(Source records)
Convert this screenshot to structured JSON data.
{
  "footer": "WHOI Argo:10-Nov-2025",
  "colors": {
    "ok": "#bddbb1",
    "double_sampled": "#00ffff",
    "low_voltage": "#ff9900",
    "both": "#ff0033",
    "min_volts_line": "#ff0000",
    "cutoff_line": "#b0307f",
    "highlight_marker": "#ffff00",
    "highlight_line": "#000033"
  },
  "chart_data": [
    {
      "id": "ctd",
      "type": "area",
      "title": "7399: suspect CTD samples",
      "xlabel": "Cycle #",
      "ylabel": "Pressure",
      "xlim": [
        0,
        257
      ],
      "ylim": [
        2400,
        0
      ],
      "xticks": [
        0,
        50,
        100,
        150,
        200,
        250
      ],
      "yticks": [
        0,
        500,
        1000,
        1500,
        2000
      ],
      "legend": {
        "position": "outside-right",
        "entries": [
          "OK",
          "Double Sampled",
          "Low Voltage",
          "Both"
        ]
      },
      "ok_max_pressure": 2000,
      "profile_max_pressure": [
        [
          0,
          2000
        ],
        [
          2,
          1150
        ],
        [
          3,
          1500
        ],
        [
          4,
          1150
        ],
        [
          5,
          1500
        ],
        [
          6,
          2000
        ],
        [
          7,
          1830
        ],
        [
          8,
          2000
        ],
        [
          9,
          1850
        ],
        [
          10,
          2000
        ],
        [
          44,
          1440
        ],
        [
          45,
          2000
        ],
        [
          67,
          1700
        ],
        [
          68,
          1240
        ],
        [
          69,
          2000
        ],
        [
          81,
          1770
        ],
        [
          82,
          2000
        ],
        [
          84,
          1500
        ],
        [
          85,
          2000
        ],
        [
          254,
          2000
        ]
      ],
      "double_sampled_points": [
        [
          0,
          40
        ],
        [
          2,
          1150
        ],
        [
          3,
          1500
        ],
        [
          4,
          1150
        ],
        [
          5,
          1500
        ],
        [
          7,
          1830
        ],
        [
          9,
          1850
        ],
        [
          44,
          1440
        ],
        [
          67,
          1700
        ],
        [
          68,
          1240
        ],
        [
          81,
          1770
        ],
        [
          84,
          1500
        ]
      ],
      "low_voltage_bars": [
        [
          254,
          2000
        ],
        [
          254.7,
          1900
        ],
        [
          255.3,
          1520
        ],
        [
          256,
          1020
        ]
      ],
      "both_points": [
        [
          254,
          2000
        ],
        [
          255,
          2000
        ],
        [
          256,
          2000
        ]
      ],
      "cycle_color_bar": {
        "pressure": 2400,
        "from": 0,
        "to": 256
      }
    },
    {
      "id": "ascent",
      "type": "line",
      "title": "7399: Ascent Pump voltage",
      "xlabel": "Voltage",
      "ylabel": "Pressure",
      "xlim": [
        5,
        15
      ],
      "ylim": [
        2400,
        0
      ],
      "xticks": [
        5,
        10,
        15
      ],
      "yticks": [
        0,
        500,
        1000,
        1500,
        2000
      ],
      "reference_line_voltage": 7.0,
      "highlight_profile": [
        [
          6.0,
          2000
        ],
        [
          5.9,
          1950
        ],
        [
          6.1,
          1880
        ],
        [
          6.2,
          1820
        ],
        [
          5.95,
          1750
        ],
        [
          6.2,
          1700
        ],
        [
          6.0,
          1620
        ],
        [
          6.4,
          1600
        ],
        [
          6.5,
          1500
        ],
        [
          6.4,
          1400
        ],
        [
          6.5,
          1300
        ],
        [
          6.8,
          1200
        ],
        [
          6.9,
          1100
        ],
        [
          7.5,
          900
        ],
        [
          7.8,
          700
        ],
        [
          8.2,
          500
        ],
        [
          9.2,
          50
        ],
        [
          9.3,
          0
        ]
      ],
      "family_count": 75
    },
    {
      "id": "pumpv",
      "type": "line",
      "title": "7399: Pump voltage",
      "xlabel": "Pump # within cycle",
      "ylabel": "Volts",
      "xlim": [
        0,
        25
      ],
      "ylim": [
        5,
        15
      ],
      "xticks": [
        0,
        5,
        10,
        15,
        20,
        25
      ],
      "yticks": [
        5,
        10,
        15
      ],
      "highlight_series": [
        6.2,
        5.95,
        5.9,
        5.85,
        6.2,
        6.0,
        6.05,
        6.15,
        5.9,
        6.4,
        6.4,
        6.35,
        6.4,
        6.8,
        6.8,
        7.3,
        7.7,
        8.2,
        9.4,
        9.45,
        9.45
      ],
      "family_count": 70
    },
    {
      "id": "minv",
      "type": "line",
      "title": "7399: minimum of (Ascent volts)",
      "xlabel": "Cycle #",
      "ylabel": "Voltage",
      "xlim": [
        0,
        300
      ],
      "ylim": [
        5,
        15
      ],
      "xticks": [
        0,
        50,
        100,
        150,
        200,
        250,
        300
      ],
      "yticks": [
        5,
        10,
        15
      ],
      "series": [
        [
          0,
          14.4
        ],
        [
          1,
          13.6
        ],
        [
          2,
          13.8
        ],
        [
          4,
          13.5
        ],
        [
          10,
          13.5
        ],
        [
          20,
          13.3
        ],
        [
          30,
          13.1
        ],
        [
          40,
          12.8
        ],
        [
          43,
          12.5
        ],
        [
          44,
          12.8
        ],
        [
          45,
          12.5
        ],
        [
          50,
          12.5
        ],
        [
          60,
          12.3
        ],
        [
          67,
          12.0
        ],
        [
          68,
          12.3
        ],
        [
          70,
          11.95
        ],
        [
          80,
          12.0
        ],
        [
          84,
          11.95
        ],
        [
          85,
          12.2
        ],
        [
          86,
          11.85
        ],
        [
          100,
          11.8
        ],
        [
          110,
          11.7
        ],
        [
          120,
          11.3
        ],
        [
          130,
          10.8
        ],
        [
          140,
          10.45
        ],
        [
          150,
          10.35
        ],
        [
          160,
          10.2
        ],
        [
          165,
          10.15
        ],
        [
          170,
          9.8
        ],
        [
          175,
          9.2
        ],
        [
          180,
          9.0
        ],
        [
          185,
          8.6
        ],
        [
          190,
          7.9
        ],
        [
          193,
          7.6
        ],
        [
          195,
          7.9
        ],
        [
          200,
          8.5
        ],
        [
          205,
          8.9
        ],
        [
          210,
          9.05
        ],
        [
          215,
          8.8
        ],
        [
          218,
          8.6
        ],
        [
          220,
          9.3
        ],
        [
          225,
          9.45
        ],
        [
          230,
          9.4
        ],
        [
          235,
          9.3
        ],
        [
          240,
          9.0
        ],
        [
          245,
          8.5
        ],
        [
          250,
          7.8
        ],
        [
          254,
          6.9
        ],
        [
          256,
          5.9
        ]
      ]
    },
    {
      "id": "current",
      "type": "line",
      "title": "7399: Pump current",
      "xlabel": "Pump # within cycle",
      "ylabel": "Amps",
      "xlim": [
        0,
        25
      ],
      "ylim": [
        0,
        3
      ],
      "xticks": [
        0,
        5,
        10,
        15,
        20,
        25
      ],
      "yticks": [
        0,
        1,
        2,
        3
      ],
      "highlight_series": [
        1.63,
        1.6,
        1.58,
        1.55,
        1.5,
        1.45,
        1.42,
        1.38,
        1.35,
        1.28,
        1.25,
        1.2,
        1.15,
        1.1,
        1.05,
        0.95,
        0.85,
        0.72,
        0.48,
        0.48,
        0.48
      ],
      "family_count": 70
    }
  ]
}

• **REQUEST**
From the preceding material, extract every line exactly.

• **FINISHED EXERCISE**
Convert this screenshot to structured JSON data.
{
  "footer": "WHOI Argo:10-Nov-2025",
  "colors": {
    "ok": "#bddbb1",
    "double_sampled": "#00ffff",
    "low_voltage": "#ff9900",
    "both": "#ff0033",
    "min_volts_line": "#ff0000",
    "cutoff_line": "#b0307f",
    "highlight_marker": "#ffff00",
    "highlight_line": "#000033"
  },
  "chart_data": [
    {
      "id": "ctd",
      "type": "area",
      "title": "7399: suspect CTD samples",
      "xlabel": "Cycle #",
      "ylabel": "Pressure",
      "xlim": [
        0,
        257
      ],
      "ylim": [
        2400,
        0
      ],
      "xticks": [
        0,
        50,
        100,
        150,
        200,
        250
      ],
      "yticks": [
        0,
        500,
        1000,
        1500,
        2000
      ],
      "legend": {
        "position": "outside-right",
        "entries": [
          "OK",
          "Double Sampled",
          "Low Voltage",
          "Both"
        ]
      },
      "ok_max_pressure": 2000,
      "profile_max_pressure": [
        [
          0,
          2000
        ],
        [
          2,
          1150
        ],
        [
          3,
          1500
        ],
        [
          4,
          1150
        ],
        [
          5,
          1500
        ],
        [
          6,
          2000
        ],
        [
          7,
          1830
        ],
        [
          8,
          2000
        ],
        [
          9,
          1850
        ],
        [
          10,
          2000
        ],
        [
          44,
          1440
        ],
        [
          45,
          2000
        ],
        [
          67,
          1700
        ],
        [
          68,
          1240
        ],
        [
          69,
          2000
        ],
        [
          81,
          1770
        ],
        [
          82,
          2000
        ],
        [
          84,
          1500
        ],
        [
          85,
          2000
        ],
        [
          254,
          2000
        ]
      ],
      "double_sampled_points": [
        [
          0,
          40
        ],
        [
          2,
          1150
        ],
        [
          3,
          1500
        ],
        [
          4,
          1150
        ],
        [
          5,
          1500
        ],
        [
          7,
          1830
        ],
        [
          9,
          1850
        ],
        [
          44,
          1440
        ],
        [
          67,
          1700
        ],
        [
          68,
          1240
        ],
        [
          81,
          1770
        ],
        [
          84,
          1500
        ]
      ],
      "low_voltage_bars": [
        [
          254,
          2000
        ],
        [
          254.7,
          1900
        ],
        [
          255.3,
          1520
        ],
        [
          256,
          1020
        ]
      ],
      "both_points": [
        [
          254,
          2000
        ],
        [
          255,
          2000
        ],
        [
          256,
          2000
        ]
      ],
      "cycle_color_bar": {
        "pressure": 2400,
        "from": 0,
        "to": 256
      }
    },
    {
      "id": "ascent",
      "type": "line",
      "title": "7399: Ascent Pump voltage",
      "xlabel": "Voltage",
      "ylabel": "Pressure",
      "xlim": [
        5,
        15
      ],
      "ylim": [
        2400,
        0
      ],
      "xticks": [
        5,
        10,
        15
      ],
      "yticks": [
        0,
        500,
        1000,
        1500,
        2000
      ],
      "reference_line_voltage": 7.0,
      "highlight_profile": [
        [
          6.0,
          2000
        ],
        [
          5.9,
          1950
        ],
        [
          6.1,
          1880
        ],
        [
          6.2,
          1820
        ],
        [
          5.95,
          1750
        ],
        [
          6.2,
          1700
        ],
        [
          6.0,
          1620
        ],
        [
          6.4,
          1600
        ],
        [
          6.5,
          1500
        ],
        [
          6.4,
          1400
        ],
        [
          6.5,
          1300
        ],
        [
          6.8,
          1200
        ],
        [
          6.9,
          1100
        ],
        [
          7.5,
          900
        ],
        [
          7.8,
          700
        ],
        [
          8.2,
          500
        ],
        [
          9.2,
          50
        ],
        [
          9.3,
          0
        ]
      ],
      "family_count": 75
    },
    {
      "id": "pumpv",
      "type": "line",
      "title": "7399: Pump voltage",
      "xlabel": "Pump # within cycle",
      "ylabel": "Volts",
      "xlim": [
        0,
        25
      ],
      "ylim": [
        5,
        15
      ],
      "xticks": [
        0,
        5,
        10,
        15,
        20,
        25
      ],
      "yticks": [
        5,
        10,
        15
      ],
      "highlight_series": [
        6.2,
        5.95,
        5.9,
        5.85,
        6.2,
        6.0,
        6.05,
        6.15,
        5.9,
        6.4,
        6.4,
        6.35,
        6.4,
        6.8,
        6.8,
        7.3,
        7.7,
        8.2,
        9.4,
        9.45,
        9.45
      ],
      "family_count": 70
    },
    {
      "id": "minv",
      "type": "line",
      "title": "7399: minimum of (Ascent volts)",
      "xlabel": "Cycle #",
      "ylabel": "Voltage",
      "xlim": [
        0,
        300
      ],
      "ylim": [
        5,
        15
      ],
      "xticks": [
        0,
        50,
        100,
        150,
        200,
        250,
        300
      ],
      "yticks": [
        5,
        10,
        15
      ],
      "series": [
        [
          0,
          14.4
        ],
        [
          1,
          13.6
        ],
        [
          2,
          13.8
        ],
        [
          4,
          13.5
        ],
        [
          10,
          13.5
        ],
        [
          20,
          13.3
        ],
        [
          30,
          13.1
        ],
        [
          40,
          12.8
        ],
        [
          43,
          12.5
        ],
        [
          44,
          12.8
        ],
        [
          45,
          12.5
        ],
        [
          50,
          12.5
        ],
        [
          60,
          12.3
        ],
        [
          67,
          12.0
        ],
        [
          68,
          12.3
        ],
        [
          70,
          11.95
        ],
        [
          80,
          12.0
        ],
        [
          84,
          11.95
        ],
        [
          85,
          12.2
        ],
        [
          86,
          11.85
        ],
        [
          100,
          11.8
        ],
        [
          110,
          11.7
        ],
        [
          120,
          11.3
        ],
        [
          130,
          10.8
        ],
        [
          140,
          10.45
        ],
        [
          150,
          10.35
        ],
        [
          160,
          10.2
        ],
        [
          165,
          10.15
        ],
        [
          170,
          9.8
        ],
        [
          175,
          9.2
        ],
        [
          180,
          9.0
        ],
        [
          185,
          8.6
        ],
        [
          190,
          7.9
        ],
        [
          193,
          7.6
        ],
        [
          195,
          7.9
        ],
        [
          200,
          8.5
        ],
        [
          205,
          8.9
        ],
        [
          210,
          9.05
        ],
        [
          215,
          8.8
        ],
        [
          218,
          8.6
        ],
        [
          220,
          9.3
        ],
        [
          225,
          9.45
        ],
        [
          230,
          9.4
        ],
        [
          235,
          9.3
        ],
        [
          240,
          9.0
        ],
        [
          245,
          8.5
        ],
        [
          250,
          7.8
        ],
        [
          254,
          6.9
        ],
        [
          256,
          5.9
        ]
      ]
    },
    {
      "id": "current",
      "type": "line",
      "title": "7399: Pump current",
      "xlabel": "Pump # within cycle",
      "ylabel": "Amps",
      "xlim": [
        0,
        25
      ],
      "ylim": [
        0,
        3
      ],
      "xticks": [
        0,
        5,
        10,
        15,
        20,
        25
      ],
      "yticks": [
        0,
        1,
        2,
        3
      ],
      "highlight_series": [
        1.63,
        1.6,
        1.58,
        1.55,
        1.5,
        1.45,
        1.42,
        1.38,
        1.35,
        1.28,
        1.25,
        1.2,
        1.15,
        1.1,
        1.05,
        0.95,
        0.85,
        0.72,
        0.48,
        0.48,
        0.48
      ],
      "family_count": 70
    }
  ]
}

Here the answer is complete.